[Dataset records]
---------------
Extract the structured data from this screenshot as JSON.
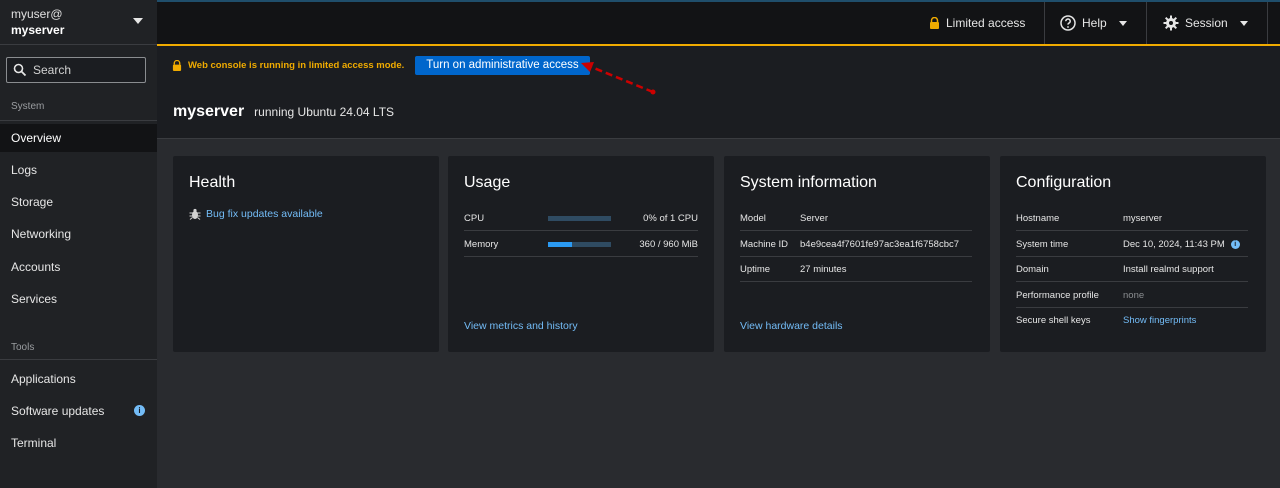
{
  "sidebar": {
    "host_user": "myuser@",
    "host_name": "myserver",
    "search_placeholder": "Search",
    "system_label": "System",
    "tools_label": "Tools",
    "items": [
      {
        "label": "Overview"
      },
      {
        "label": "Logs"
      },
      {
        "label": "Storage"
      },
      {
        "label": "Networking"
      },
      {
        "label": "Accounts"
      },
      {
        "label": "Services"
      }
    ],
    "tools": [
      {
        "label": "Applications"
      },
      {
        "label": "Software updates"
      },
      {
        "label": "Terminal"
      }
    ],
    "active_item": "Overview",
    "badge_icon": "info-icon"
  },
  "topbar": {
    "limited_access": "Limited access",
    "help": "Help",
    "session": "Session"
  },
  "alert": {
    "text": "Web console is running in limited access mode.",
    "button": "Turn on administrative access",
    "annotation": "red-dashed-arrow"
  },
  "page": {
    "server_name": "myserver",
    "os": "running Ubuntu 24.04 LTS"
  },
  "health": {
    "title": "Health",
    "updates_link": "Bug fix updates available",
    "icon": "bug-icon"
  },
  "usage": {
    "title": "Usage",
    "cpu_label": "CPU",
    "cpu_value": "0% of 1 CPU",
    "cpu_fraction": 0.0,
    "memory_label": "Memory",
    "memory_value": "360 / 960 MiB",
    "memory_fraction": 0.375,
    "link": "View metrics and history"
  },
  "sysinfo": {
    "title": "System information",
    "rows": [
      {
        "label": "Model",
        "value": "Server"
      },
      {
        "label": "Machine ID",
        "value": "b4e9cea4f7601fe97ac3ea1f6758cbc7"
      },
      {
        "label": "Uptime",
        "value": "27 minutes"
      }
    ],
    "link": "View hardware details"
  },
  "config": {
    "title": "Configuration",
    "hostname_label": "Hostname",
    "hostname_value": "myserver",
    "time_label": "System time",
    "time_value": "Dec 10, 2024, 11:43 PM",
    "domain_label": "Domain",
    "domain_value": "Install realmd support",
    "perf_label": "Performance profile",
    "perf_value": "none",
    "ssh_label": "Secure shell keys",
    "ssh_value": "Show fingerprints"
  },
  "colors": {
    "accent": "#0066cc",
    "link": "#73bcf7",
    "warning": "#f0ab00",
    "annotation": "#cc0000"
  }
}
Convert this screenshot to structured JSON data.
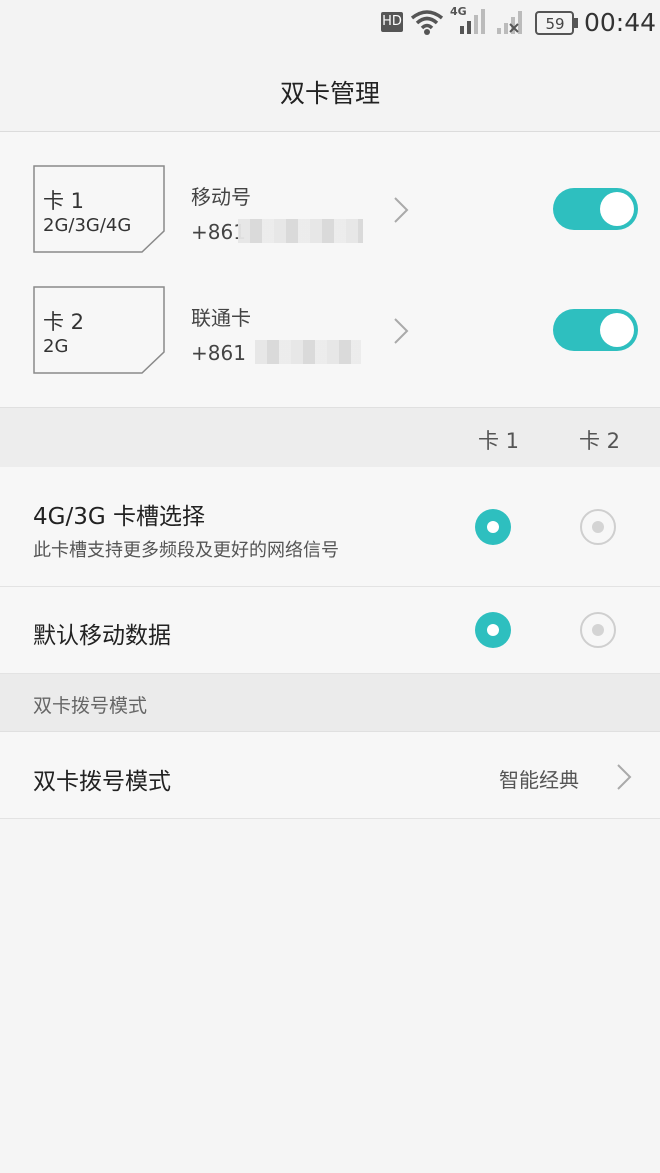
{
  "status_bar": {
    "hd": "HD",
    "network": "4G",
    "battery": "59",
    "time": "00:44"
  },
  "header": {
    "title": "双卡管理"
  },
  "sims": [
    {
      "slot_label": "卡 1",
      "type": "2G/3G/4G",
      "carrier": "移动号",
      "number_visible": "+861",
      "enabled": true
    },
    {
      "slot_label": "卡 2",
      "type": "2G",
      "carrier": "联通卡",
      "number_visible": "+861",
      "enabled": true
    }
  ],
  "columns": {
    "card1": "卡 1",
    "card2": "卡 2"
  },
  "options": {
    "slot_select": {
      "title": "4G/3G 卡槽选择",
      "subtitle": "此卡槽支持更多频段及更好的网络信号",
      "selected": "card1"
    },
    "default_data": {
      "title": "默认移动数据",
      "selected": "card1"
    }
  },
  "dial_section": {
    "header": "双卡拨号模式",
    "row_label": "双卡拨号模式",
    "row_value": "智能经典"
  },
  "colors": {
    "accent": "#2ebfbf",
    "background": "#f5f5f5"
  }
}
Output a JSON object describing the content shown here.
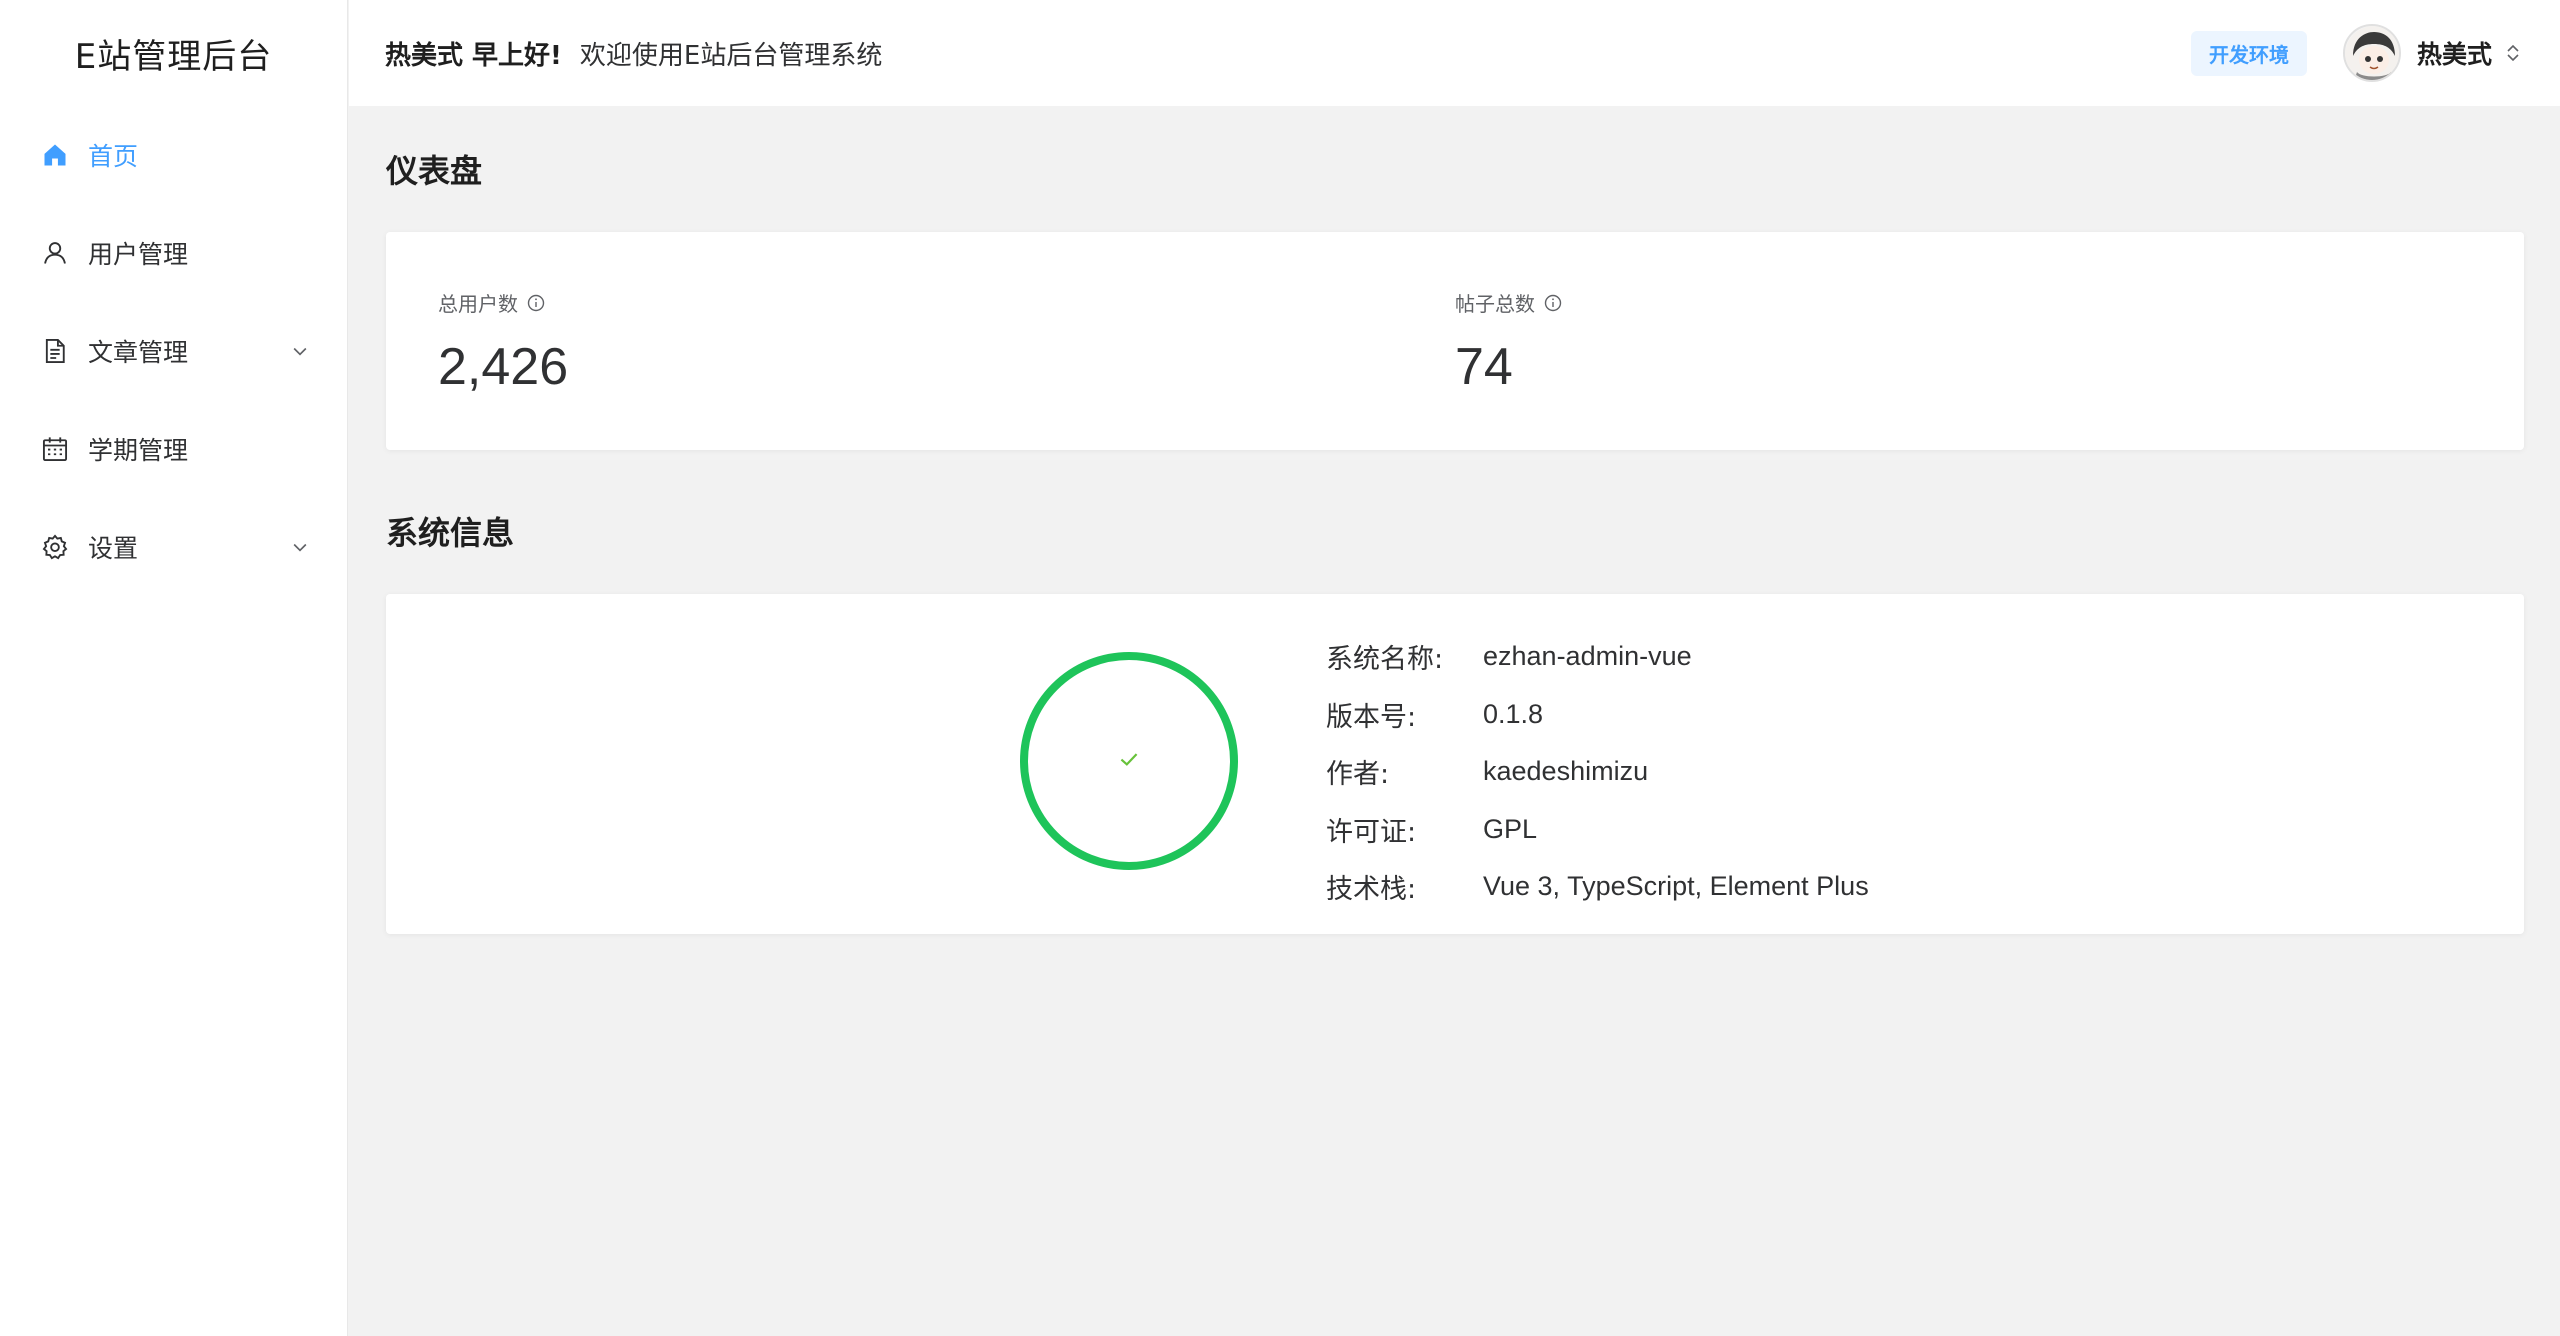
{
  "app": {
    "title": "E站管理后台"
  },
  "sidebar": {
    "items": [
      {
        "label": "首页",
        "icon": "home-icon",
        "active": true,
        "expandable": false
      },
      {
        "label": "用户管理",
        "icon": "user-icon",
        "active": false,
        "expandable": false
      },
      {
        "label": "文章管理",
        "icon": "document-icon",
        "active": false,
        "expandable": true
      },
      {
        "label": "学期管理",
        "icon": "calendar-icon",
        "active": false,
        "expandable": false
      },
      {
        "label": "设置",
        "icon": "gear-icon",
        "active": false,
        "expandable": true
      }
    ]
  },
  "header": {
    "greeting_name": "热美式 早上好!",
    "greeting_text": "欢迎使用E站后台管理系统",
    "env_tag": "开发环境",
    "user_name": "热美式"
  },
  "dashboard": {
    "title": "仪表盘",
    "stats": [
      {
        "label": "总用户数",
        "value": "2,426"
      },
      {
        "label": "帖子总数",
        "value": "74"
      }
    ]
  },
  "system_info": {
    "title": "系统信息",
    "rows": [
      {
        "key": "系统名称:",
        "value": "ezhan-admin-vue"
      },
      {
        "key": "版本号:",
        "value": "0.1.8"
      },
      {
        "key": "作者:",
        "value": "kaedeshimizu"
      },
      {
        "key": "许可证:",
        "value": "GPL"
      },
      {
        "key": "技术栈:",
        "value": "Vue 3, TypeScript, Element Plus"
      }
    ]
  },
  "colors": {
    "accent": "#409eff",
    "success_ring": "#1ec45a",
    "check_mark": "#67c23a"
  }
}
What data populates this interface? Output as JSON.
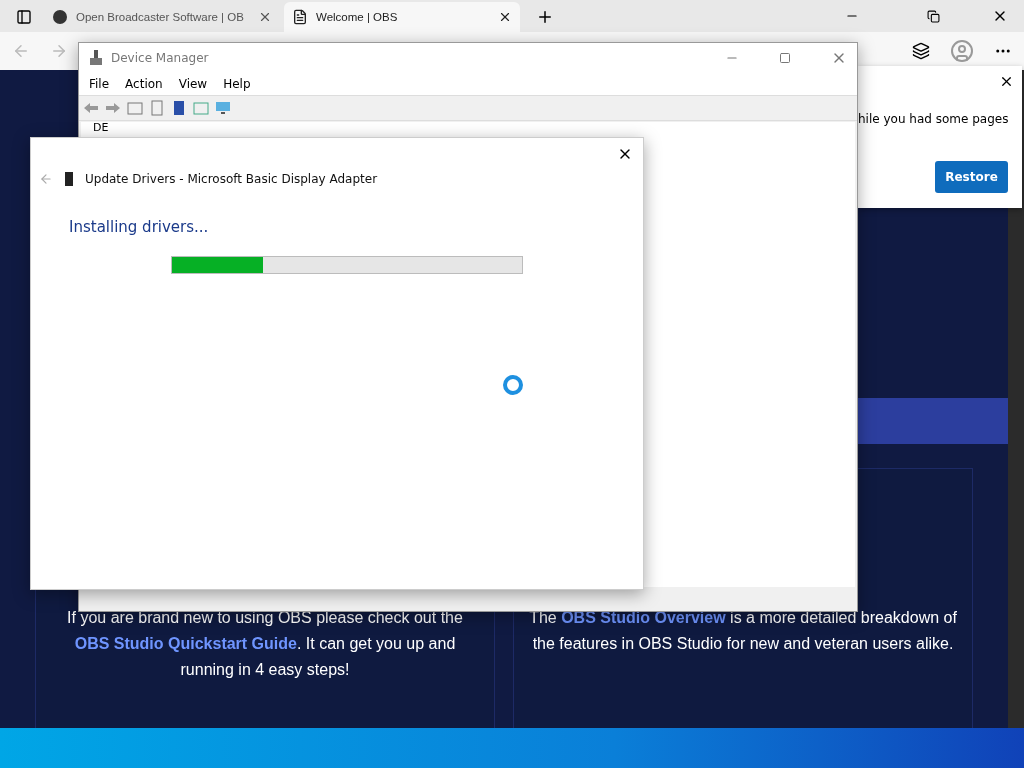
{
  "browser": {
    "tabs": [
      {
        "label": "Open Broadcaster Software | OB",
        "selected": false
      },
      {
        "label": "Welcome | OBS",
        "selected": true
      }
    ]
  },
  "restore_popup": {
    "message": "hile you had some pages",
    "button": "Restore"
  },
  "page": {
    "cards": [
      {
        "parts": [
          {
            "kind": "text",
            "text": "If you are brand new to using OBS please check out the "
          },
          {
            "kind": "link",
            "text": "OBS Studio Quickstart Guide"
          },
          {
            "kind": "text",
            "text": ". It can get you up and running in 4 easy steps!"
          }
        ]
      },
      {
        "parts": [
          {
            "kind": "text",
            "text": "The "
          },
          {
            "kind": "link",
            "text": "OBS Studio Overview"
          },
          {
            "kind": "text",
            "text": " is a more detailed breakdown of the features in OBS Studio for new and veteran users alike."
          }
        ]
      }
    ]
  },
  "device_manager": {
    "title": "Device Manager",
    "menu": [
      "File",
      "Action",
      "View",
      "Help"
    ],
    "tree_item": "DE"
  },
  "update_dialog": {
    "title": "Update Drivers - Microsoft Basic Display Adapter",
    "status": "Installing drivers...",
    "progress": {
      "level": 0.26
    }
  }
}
---------------
Transcribe every line in the entries above, taking out only the images.

→ **REPLY TO THE EXERCISE**:
Extract the structured data from this screenshot as JSON.
{
  "sidebar": {
    "host_user": "myuser@",
    "host_name": "myserver",
    "search_placeholder": "Search",
    "system_label": "System",
    "tools_label": "Tools",
    "items": [
      {
        "label": "Overview"
      },
      {
        "label": "Logs"
      },
      {
        "label": "Storage"
      },
      {
        "label": "Networking"
      },
      {
        "label": "Accounts"
      },
      {
        "label": "Services"
      }
    ],
    "tools": [
      {
        "label": "Applications"
      },
      {
        "label": "Software updates"
      },
      {
        "label": "Terminal"
      }
    ],
    "active_item": "Overview",
    "badge_icon": "info-icon"
  },
  "topbar": {
    "limited_access": "Limited access",
    "help": "Help",
    "session": "Session"
  },
  "alert": {
    "text": "Web console is running in limited access mode.",
    "button": "Turn on administrative access",
    "annotation": "red-dashed-arrow"
  },
  "page": {
    "server_name": "myserver",
    "os": "running Ubuntu 24.04 LTS"
  },
  "health": {
    "title": "Health",
    "updates_link": "Bug fix updates available",
    "icon": "bug-icon"
  },
  "usage": {
    "title": "Usage",
    "cpu_label": "CPU",
    "cpu_value": "0% of 1 CPU",
    "cpu_fraction": 0.0,
    "memory_label": "Memory",
    "memory_value": "360 / 960 MiB",
    "memory_fraction": 0.375,
    "link": "View metrics and history"
  },
  "sysinfo": {
    "title": "System information",
    "rows": [
      {
        "label": "Model",
        "value": "Server"
      },
      {
        "label": "Machine ID",
        "value": "b4e9cea4f7601fe97ac3ea1f6758cbc7"
      },
      {
        "label": "Uptime",
        "value": "27 minutes"
      }
    ],
    "link": "View hardware details"
  },
  "config": {
    "title": "Configuration",
    "hostname_label": "Hostname",
    "hostname_value": "myserver",
    "time_label": "System time",
    "time_value": "Dec 10, 2024, 11:43 PM",
    "domain_label": "Domain",
    "domain_value": "Install realmd support",
    "perf_label": "Performance profile",
    "perf_value": "none",
    "ssh_label": "Secure shell keys",
    "ssh_value": "Show fingerprints"
  },
  "colors": {
    "accent": "#0066cc",
    "link": "#73bcf7",
    "warning": "#f0ab00",
    "annotation": "#cc0000"
  }
}
Convert this screenshot to structured JSON data.
{
  "status_bar": {
    "hd": "HD",
    "network": "4G",
    "battery": "59",
    "time": "00:44"
  },
  "header": {
    "title": "双卡管理"
  },
  "sims": [
    {
      "slot_label": "卡 1",
      "type": "2G/3G/4G",
      "carrier": "移动号",
      "number_visible": "+861",
      "enabled": true
    },
    {
      "slot_label": "卡 2",
      "type": "2G",
      "carrier": "联通卡",
      "number_visible": "+861",
      "enabled": true
    }
  ],
  "columns": {
    "card1": "卡 1",
    "card2": "卡 2"
  },
  "options": {
    "slot_select": {
      "title": "4G/3G 卡槽选择",
      "subtitle": "此卡槽支持更多频段及更好的网络信号",
      "selected": "card1"
    },
    "default_data": {
      "title": "默认移动数据",
      "selected": "card1"
    }
  },
  "dial_section": {
    "header": "双卡拨号模式",
    "row_label": "双卡拨号模式",
    "row_value": "智能经典"
  },
  "colors": {
    "accent": "#2ebfbf",
    "background": "#f5f5f5"
  }
}
Output a JSON object describing the content shown here.
{
  "app": {
    "title": "E站管理后台"
  },
  "sidebar": {
    "items": [
      {
        "label": "首页",
        "icon": "home-icon",
        "active": true,
        "expandable": false
      },
      {
        "label": "用户管理",
        "icon": "user-icon",
        "active": false,
        "expandable": false
      },
      {
        "label": "文章管理",
        "icon": "document-icon",
        "active": false,
        "expandable": true
      },
      {
        "label": "学期管理",
        "icon": "calendar-icon",
        "active": false,
        "expandable": false
      },
      {
        "label": "设置",
        "icon": "gear-icon",
        "active": false,
        "expandable": true
      }
    ]
  },
  "header": {
    "greeting_name": "热美式 早上好!",
    "greeting_text": "欢迎使用E站后台管理系统",
    "env_tag": "开发环境",
    "user_name": "热美式"
  },
  "dashboard": {
    "title": "仪表盘",
    "stats": [
      {
        "label": "总用户数",
        "value": "2,426"
      },
      {
        "label": "帖子总数",
        "value": "74"
      }
    ]
  },
  "system_info": {
    "title": "系统信息",
    "rows": [
      {
        "key": "系统名称:",
        "value": "ezhan-admin-vue"
      },
      {
        "key": "版本号:",
        "value": "0.1.8"
      },
      {
        "key": "作者:",
        "value": "kaedeshimizu"
      },
      {
        "key": "许可证:",
        "value": "GPL"
      },
      {
        "key": "技术栈:",
        "value": "Vue 3, TypeScript, Element Plus"
      }
    ]
  },
  "colors": {
    "accent": "#409eff",
    "success_ring": "#1ec45a",
    "check_mark": "#67c23a"
  }
}
What data populates this interface? Output as JSON.
{
  "browser": {
    "tabs": [
      {
        "label": "Open Broadcaster Software | OB",
        "selected": false
      },
      {
        "label": "Welcome | OBS",
        "selected": true
      }
    ]
  },
  "restore_popup": {
    "message": "hile you had some pages",
    "button": "Restore"
  },
  "page": {
    "cards": [
      {
        "parts": [
          {
            "kind": "text",
            "text": "If you are brand new to using OBS please check out the "
          },
          {
            "kind": "link",
            "text": "OBS Studio Quickstart Guide"
          },
          {
            "kind": "text",
            "text": ". It can get you up and running in 4 easy steps!"
          }
        ]
      },
      {
        "parts": [
          {
            "kind": "text",
            "text": "The "
          },
          {
            "kind": "link",
            "text": "OBS Studio Overview"
          },
          {
            "kind": "text",
            "text": " is a more detailed breakdown of the features in OBS Studio for new and veteran users alike."
          }
        ]
      }
    ]
  },
  "device_manager": {
    "title": "Device Manager",
    "menu": [
      "File",
      "Action",
      "View",
      "Help"
    ],
    "tree_item": "DE"
  },
  "update_dialog": {
    "title": "Update Drivers - Microsoft Basic Display Adapter",
    "status": "Installing drivers...",
    "progress": {
      "level": 0.26
    }
  }
}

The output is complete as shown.